TEXT EXCERPT:
Events

Relevant official examples: event.


Send data between systems! Let your systems communicate with each other!

Like resources or components, events are simple Rust structs or enums. When creating a new event type, derive the Event trait.

Then, any system can send (broadcast) values of that type, and any system can receive those events.

Every reader tracks the events it has read independently, so you can handle the same events from multiple systems.

#[derive(Event)]
struct LevelUpEvent(Entity);

fn player_level_up(
    mut ev_levelup: EventWriter<LevelUpEvent>,
    query: Query<(Entity, &PlayerXp)>,
) {
    for (entity, xp) in query.iter() {
        if xp.0 > 1000 {
            ev_levelup.send(LevelUpEvent(entity));
        }
    }
}

fn debug_levelups(
    mut ev_levelup: EventReader<LevelUpEvent>,
) {
    for ev in ev_levelup.iter() {
        eprintln!("Entity {:?} leveled up!", ev.0);
    }
}

You need to register your custom event types via the app builder:

app.add_event::<LevelUpEvent>();

Usage Advice

Events should be your go-to data flow tool. As events can be sent from any system and received by multiple systems, they are extremely versatile.

Events can be a very useful layer of abstraction. They allow you to decouple things, so you can separate different functionality and more easily reason about which system is responsible for what.

You can imagine how, even in the simple "player level up" example shown above, using events would allow us to easily extend our hypothetical game with more functionality. If we wanted to display a fancy level-up effect or animation, update UI, or anything else, we can just add more systems that read the events and do their respective things. If the player_level_up system had simply checked the player XP and managed the player level directly, without going via events, it would be unwieldy for future development of the game.

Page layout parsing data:
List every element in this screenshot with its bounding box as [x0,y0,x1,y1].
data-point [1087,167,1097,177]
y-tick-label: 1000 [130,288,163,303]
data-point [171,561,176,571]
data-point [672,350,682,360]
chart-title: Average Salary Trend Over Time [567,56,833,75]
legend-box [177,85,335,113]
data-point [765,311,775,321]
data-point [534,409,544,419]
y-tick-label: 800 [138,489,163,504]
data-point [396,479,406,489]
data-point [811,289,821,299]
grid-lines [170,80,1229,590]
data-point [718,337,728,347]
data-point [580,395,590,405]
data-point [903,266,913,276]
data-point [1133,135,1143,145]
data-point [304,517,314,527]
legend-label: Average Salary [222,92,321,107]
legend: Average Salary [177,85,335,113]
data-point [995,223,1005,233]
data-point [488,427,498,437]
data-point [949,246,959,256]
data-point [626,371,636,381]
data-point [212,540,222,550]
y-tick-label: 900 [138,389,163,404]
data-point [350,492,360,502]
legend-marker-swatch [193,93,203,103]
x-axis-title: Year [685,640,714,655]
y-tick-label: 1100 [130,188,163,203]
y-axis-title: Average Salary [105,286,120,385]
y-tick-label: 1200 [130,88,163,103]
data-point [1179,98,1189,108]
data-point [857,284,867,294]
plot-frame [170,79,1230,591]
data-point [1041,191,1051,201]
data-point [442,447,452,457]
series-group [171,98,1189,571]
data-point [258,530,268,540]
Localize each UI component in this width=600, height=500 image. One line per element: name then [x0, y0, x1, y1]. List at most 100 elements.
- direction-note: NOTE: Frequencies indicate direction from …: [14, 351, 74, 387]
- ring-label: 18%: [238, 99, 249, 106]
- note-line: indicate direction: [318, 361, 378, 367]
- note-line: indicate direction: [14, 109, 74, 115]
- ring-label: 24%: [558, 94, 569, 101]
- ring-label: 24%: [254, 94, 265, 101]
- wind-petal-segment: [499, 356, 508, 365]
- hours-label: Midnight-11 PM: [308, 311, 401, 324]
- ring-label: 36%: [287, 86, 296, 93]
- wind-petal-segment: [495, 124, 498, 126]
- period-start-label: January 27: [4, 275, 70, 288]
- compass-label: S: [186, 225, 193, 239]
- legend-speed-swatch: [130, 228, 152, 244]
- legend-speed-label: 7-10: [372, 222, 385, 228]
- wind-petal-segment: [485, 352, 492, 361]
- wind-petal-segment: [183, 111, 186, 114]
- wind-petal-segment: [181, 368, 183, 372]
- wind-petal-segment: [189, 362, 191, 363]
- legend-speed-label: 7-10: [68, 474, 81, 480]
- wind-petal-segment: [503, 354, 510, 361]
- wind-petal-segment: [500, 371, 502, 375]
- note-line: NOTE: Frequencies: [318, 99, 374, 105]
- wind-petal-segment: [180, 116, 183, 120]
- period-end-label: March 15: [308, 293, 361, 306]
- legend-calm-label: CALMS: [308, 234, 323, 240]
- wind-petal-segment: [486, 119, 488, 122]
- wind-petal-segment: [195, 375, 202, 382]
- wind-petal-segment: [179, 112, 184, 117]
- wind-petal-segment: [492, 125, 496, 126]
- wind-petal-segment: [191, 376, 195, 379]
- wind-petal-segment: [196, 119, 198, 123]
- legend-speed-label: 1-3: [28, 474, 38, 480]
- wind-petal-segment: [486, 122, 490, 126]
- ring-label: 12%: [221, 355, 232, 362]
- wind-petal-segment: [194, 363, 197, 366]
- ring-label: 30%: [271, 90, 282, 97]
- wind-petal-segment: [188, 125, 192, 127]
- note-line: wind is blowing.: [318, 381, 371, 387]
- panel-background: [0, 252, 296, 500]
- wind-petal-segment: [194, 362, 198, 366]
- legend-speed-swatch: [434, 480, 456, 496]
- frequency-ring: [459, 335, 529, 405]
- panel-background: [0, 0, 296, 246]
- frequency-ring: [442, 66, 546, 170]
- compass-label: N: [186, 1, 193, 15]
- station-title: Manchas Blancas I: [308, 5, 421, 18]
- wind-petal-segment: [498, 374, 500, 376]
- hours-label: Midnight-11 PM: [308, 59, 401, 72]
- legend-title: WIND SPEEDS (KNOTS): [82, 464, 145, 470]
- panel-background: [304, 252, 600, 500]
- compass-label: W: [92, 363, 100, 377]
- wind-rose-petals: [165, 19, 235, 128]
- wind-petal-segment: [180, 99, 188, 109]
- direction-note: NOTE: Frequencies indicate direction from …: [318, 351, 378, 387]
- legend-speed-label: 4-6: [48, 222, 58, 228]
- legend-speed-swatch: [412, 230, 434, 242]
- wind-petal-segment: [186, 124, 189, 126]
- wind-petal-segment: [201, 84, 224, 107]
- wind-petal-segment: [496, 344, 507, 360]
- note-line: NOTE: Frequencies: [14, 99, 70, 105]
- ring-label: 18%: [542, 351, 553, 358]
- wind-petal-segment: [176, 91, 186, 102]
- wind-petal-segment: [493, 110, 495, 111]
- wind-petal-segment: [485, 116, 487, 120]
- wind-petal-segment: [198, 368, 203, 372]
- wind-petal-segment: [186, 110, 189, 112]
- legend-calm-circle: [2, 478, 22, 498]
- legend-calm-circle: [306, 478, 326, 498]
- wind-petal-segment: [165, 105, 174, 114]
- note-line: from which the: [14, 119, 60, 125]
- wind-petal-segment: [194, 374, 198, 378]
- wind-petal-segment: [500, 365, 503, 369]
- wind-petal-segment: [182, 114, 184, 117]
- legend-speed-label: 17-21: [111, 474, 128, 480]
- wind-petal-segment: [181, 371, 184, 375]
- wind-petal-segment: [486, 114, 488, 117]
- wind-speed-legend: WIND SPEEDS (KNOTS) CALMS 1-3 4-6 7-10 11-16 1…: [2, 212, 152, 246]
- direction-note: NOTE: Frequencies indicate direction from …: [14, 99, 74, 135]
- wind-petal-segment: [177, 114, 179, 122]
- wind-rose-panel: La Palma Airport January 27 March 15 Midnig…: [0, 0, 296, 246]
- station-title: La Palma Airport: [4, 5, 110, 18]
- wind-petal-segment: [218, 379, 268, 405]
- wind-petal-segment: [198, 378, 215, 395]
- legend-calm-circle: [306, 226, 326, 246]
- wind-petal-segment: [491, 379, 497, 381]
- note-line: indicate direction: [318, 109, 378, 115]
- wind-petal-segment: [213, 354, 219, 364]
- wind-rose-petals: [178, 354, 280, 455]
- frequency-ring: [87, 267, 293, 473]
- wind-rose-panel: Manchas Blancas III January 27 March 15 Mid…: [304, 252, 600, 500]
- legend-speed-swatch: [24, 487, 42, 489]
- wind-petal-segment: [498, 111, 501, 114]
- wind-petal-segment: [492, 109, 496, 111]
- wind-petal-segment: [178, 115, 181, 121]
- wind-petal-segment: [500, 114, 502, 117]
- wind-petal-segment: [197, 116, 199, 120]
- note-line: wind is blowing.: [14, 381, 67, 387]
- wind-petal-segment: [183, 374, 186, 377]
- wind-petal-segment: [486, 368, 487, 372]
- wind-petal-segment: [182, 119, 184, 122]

YOUR TASK:
Answer these questions about the events text.
1. Which trait should be derived when creating a new event type?
2. Through what are custom event types registered?
3. What does the usage advice say events should be?

RESPONSE:
1. The Event trait.
2. The app builder.
3. Your go-to data flow tool.